* _RECORDS FOR THIS TASK_:
------------------------------------------------------------

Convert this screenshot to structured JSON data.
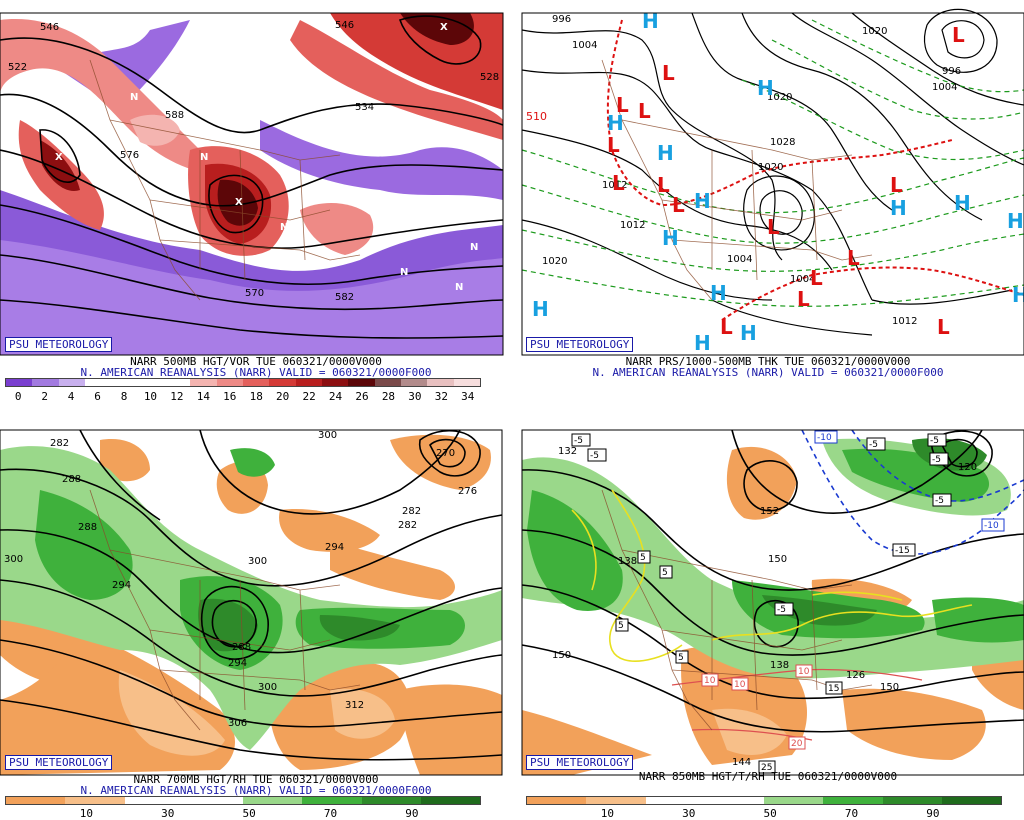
{
  "panels": [
    {
      "badge": "PSU METEOROLOGY",
      "caption1": "NARR 500MB HGT/VOR TUE 060321/0000V000",
      "caption2": "N. AMERICAN REANALYSIS (NARR) VALID = 060321/0000F000",
      "colorbar": {
        "colors": [
          "#7a3fd0",
          "#a27ae0",
          "#c8b0ee",
          "#ffffff",
          "#ffffff",
          "#ffffff",
          "#ffffff",
          "#f4b4b0",
          "#ee8a86",
          "#e4605c",
          "#d43a36",
          "#b81e1e",
          "#8c0e10",
          "#5c0608",
          "#7a4a4a",
          "#b28b8b",
          "#e8c0c0",
          "#f7dede"
        ],
        "ticks": [
          "0",
          "2",
          "4",
          "6",
          "8",
          "10",
          "12",
          "14",
          "16",
          "18",
          "20",
          "22",
          "24",
          "26",
          "28",
          "30",
          "32",
          "34"
        ]
      },
      "contour_labels": [
        "546",
        "576",
        "588",
        "570",
        "582",
        "534",
        "546",
        "528",
        "522",
        "546",
        "588"
      ],
      "marks": [
        "N",
        "N",
        "N",
        "N",
        "N",
        "N",
        "N",
        "X",
        "X",
        "X"
      ]
    },
    {
      "badge": "PSU METEOROLOGY",
      "caption1": "NARR PRS/1000-500MB THK TUE 060321/0000V000",
      "caption2": "N. AMERICAN REANALYSIS (NARR) VALID = 060321/0000F000",
      "contour_labels": [
        "996",
        "1004",
        "1020",
        "1028",
        "1020",
        "1012",
        "1004",
        "1012",
        "1020",
        "1004",
        "996",
        "1004",
        "1012",
        "1020"
      ],
      "thickness_label": "510",
      "highs": [
        "H",
        "H",
        "H",
        "H",
        "H",
        "H",
        "H",
        "H",
        "H",
        "H",
        "H",
        "H",
        "H",
        "H"
      ],
      "lows": [
        "L",
        "L",
        "L",
        "L",
        "L",
        "L",
        "L",
        "L",
        "L",
        "L",
        "L",
        "L",
        "L",
        "L",
        "L"
      ]
    },
    {
      "badge": "PSU METEOROLOGY",
      "caption1": "NARR 700MB HGT/RH TUE 060321/0000V000",
      "caption2": "N. AMERICAN REANALYSIS (NARR) VALID = 060321/0000F000",
      "colorbar": {
        "colors": [
          "#f2a15a",
          "#f7bf89",
          "#ffffff",
          "#ffffff",
          "#9ad88a",
          "#3fb13c",
          "#2e8a2a",
          "#1f6b1c"
        ],
        "ticks": [
          "10",
          "30",
          "50",
          "70",
          "90"
        ]
      },
      "contour_labels": [
        "282",
        "300",
        "270",
        "276",
        "288",
        "282",
        "288",
        "294",
        "300",
        "294",
        "288",
        "300",
        "306",
        "312",
        "294",
        "282"
      ]
    },
    {
      "badge": "PSU METEOROLOGY",
      "caption1": "NARR 850MB HGT/T/RH TUE 060321/0000V000",
      "colorbar": {
        "colors": [
          "#f2a15a",
          "#f7bf89",
          "#ffffff",
          "#ffffff",
          "#9ad88a",
          "#3fb13c",
          "#2e8a2a",
          "#1f6b1c"
        ],
        "ticks": [
          "10",
          "30",
          "50",
          "70",
          "90"
        ]
      },
      "contour_labels": [
        "120",
        "138",
        "150",
        "152",
        "150",
        "138",
        "150",
        "144",
        "126",
        "132"
      ],
      "temp_labels": [
        "-5",
        "-5",
        "-10",
        "-5",
        "-5",
        "-5",
        "-15",
        "-10",
        "5",
        "5",
        "5",
        "5",
        "-5",
        "10",
        "10",
        "10",
        "15",
        "20",
        "25",
        "-5"
      ]
    }
  ]
}
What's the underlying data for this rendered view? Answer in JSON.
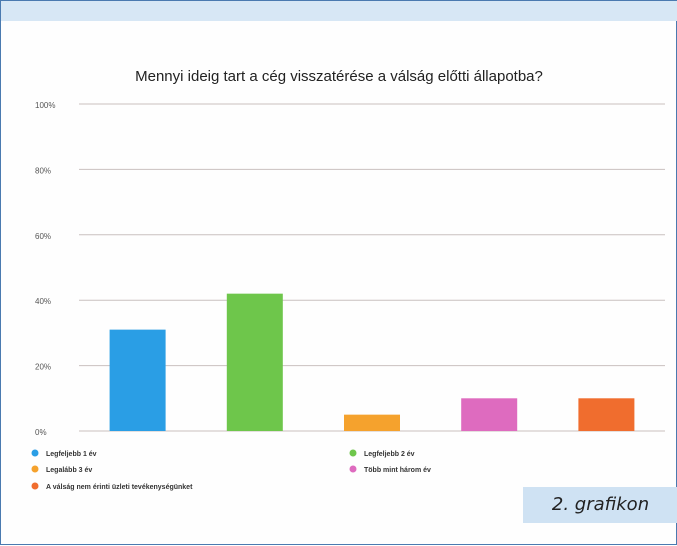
{
  "chart_data": {
    "type": "bar",
    "title": "Mennyi ideig tart a cég visszatérése a válság előtti állapotba?",
    "xlabel": "",
    "ylabel": "",
    "ylim": [
      0,
      100
    ],
    "yticks": [
      "0%",
      "20%",
      "40%",
      "60%",
      "80%",
      "100%"
    ],
    "grid": true,
    "legend_position": "bottom",
    "categories": [
      "Legfeljebb 1 év",
      "Legfeljebb 2 év",
      "Legalább 3 év",
      "Több mint három év",
      "A válság nem érinti üzleti tevékenységünket"
    ],
    "values": [
      31,
      42,
      5,
      10,
      10
    ],
    "colors": [
      "#2a9ee5",
      "#6ec64b",
      "#f5a22d",
      "#de6bbf",
      "#f06d2e"
    ]
  },
  "caption": "2. grafikon"
}
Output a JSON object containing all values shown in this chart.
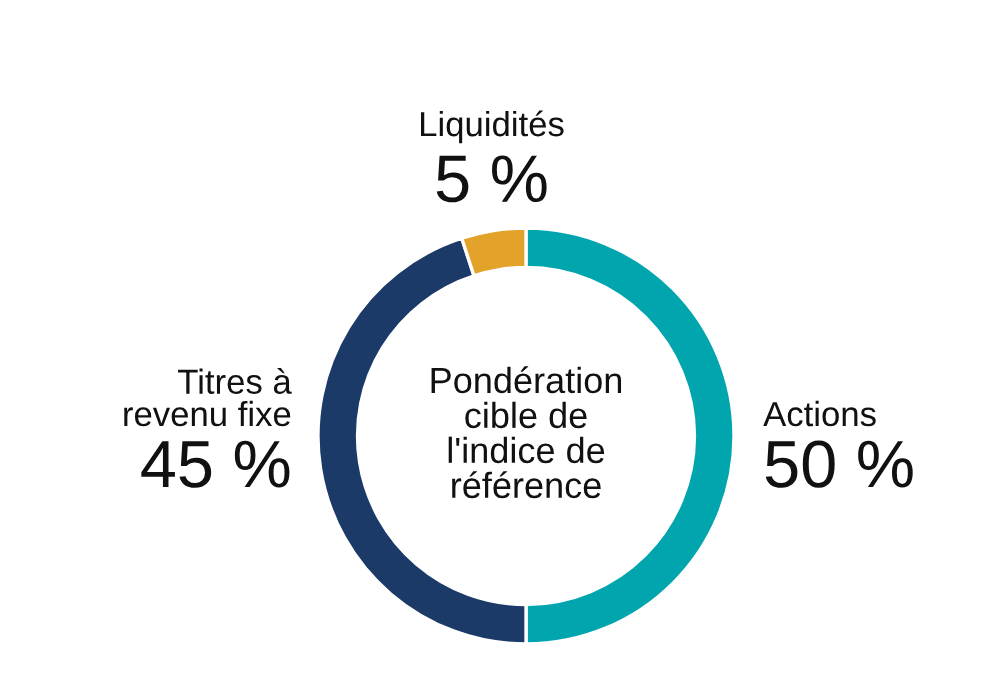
{
  "chart_data": {
    "type": "donut",
    "categories": [
      "Actions",
      "Titres à\nrevenu fixe",
      "Liquidités"
    ],
    "values": [
      50,
      45,
      5
    ],
    "colors": [
      "#00a5ae",
      "#1b3a68",
      "#e3a22a"
    ],
    "value_labels": [
      "50 %",
      "45 %",
      "5 %"
    ],
    "annotations": [
      "Pondération\ncible de\nl'indice de\nréférence"
    ],
    "legend": false
  }
}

------------------------------------------------------------

* _WRITTEN TASK_: Quote the records above in full, dropping each picture.

* _EXERCISE ANSWER_:
Convert this screenshot to structured JSON data.
{
  "panels": [
    {
      "badge": "PSU METEOROLOGY",
      "caption1": "NARR 500MB HGT/VOR TUE 060321/0000V000",
      "caption2": "N. AMERICAN REANALYSIS (NARR) VALID = 060321/0000F000",
      "colorbar": {
        "colors": [
          "#7a3fd0",
          "#a27ae0",
          "#c8b0ee",
          "#ffffff",
          "#ffffff",
          "#ffffff",
          "#ffffff",
          "#f4b4b0",
          "#ee8a86",
          "#e4605c",
          "#d43a36",
          "#b81e1e",
          "#8c0e10",
          "#5c0608",
          "#7a4a4a",
          "#b28b8b",
          "#e8c0c0",
          "#f7dede"
        ],
        "ticks": [
          "0",
          "2",
          "4",
          "6",
          "8",
          "10",
          "12",
          "14",
          "16",
          "18",
          "20",
          "22",
          "24",
          "26",
          "28",
          "30",
          "32",
          "34"
        ]
      },
      "contour_labels": [
        "546",
        "576",
        "588",
        "570",
        "582",
        "534",
        "546",
        "528",
        "522",
        "546",
        "588"
      ],
      "marks": [
        "N",
        "N",
        "N",
        "N",
        "N",
        "N",
        "N",
        "X",
        "X",
        "X"
      ]
    },
    {
      "badge": "PSU METEOROLOGY",
      "caption1": "NARR PRS/1000-500MB THK TUE 060321/0000V000",
      "caption2": "N. AMERICAN REANALYSIS (NARR) VALID = 060321/0000F000",
      "contour_labels": [
        "996",
        "1004",
        "1020",
        "1028",
        "1020",
        "1012",
        "1004",
        "1012",
        "1020",
        "1004",
        "996",
        "1004",
        "1012",
        "1020"
      ],
      "thickness_label": "510",
      "highs": [
        "H",
        "H",
        "H",
        "H",
        "H",
        "H",
        "H",
        "H",
        "H",
        "H",
        "H",
        "H",
        "H",
        "H"
      ],
      "lows": [
        "L",
        "L",
        "L",
        "L",
        "L",
        "L",
        "L",
        "L",
        "L",
        "L",
        "L",
        "L",
        "L",
        "L",
        "L"
      ]
    },
    {
      "badge": "PSU METEOROLOGY",
      "caption1": "NARR 700MB HGT/RH TUE 060321/0000V000",
      "caption2": "N. AMERICAN REANALYSIS (NARR) VALID = 060321/0000F000",
      "colorbar": {
        "colors": [
          "#f2a15a",
          "#f7bf89",
          "#ffffff",
          "#ffffff",
          "#9ad88a",
          "#3fb13c",
          "#2e8a2a",
          "#1f6b1c"
        ],
        "ticks": [
          "10",
          "30",
          "50",
          "70",
          "90"
        ]
      },
      "contour_labels": [
        "282",
        "300",
        "270",
        "276",
        "288",
        "282",
        "288",
        "294",
        "300",
        "294",
        "288",
        "300",
        "306",
        "312",
        "294",
        "282"
      ]
    },
    {
      "badge": "PSU METEOROLOGY",
      "caption1": "NARR 850MB HGT/T/RH TUE 060321/0000V000",
      "colorbar": {
        "colors": [
          "#f2a15a",
          "#f7bf89",
          "#ffffff",
          "#ffffff",
          "#9ad88a",
          "#3fb13c",
          "#2e8a2a",
          "#1f6b1c"
        ],
        "ticks": [
          "10",
          "30",
          "50",
          "70",
          "90"
        ]
      },
      "contour_labels": [
        "120",
        "138",
        "150",
        "152",
        "150",
        "138",
        "150",
        "144",
        "126",
        "132"
      ],
      "temp_labels": [
        "-5",
        "-5",
        "-10",
        "-5",
        "-5",
        "-5",
        "-15",
        "-10",
        "5",
        "5",
        "5",
        "5",
        "-5",
        "10",
        "10",
        "10",
        "15",
        "20",
        "25",
        "-5"
      ]
    }
  ]
}
What's the underlying data for this rendered view? Answer in JSON.
{
  "chart_data": {
    "type": "bar",
    "title": "Mennyi ideig tart a cég visszatérése a válság előtti állapotba?",
    "xlabel": "",
    "ylabel": "",
    "ylim": [
      0,
      100
    ],
    "yticks": [
      "0%",
      "20%",
      "40%",
      "60%",
      "80%",
      "100%"
    ],
    "grid": true,
    "legend_position": "bottom",
    "categories": [
      "Legfeljebb 1 év",
      "Legfeljebb 2 év",
      "Legalább 3 év",
      "Több mint három év",
      "A válság nem érinti üzleti tevékenységünket"
    ],
    "values": [
      31,
      42,
      5,
      10,
      10
    ],
    "colors": [
      "#2a9ee5",
      "#6ec64b",
      "#f5a22d",
      "#de6bbf",
      "#f06d2e"
    ]
  },
  "caption": "2. grafikon"
}
Output a JSON object containing all values shown in this chart.
{
  "chart_data": {
    "type": "donut",
    "categories": [
      "Actions",
      "Titres à\nrevenu fixe",
      "Liquidités"
    ],
    "values": [
      50,
      45,
      5
    ],
    "colors": [
      "#00a5ae",
      "#1b3a68",
      "#e3a22a"
    ],
    "value_labels": [
      "50 %",
      "45 %",
      "5 %"
    ],
    "annotations": [
      "Pondération\ncible de\nl'indice de\nréférence"
    ],
    "legend": false
  }
}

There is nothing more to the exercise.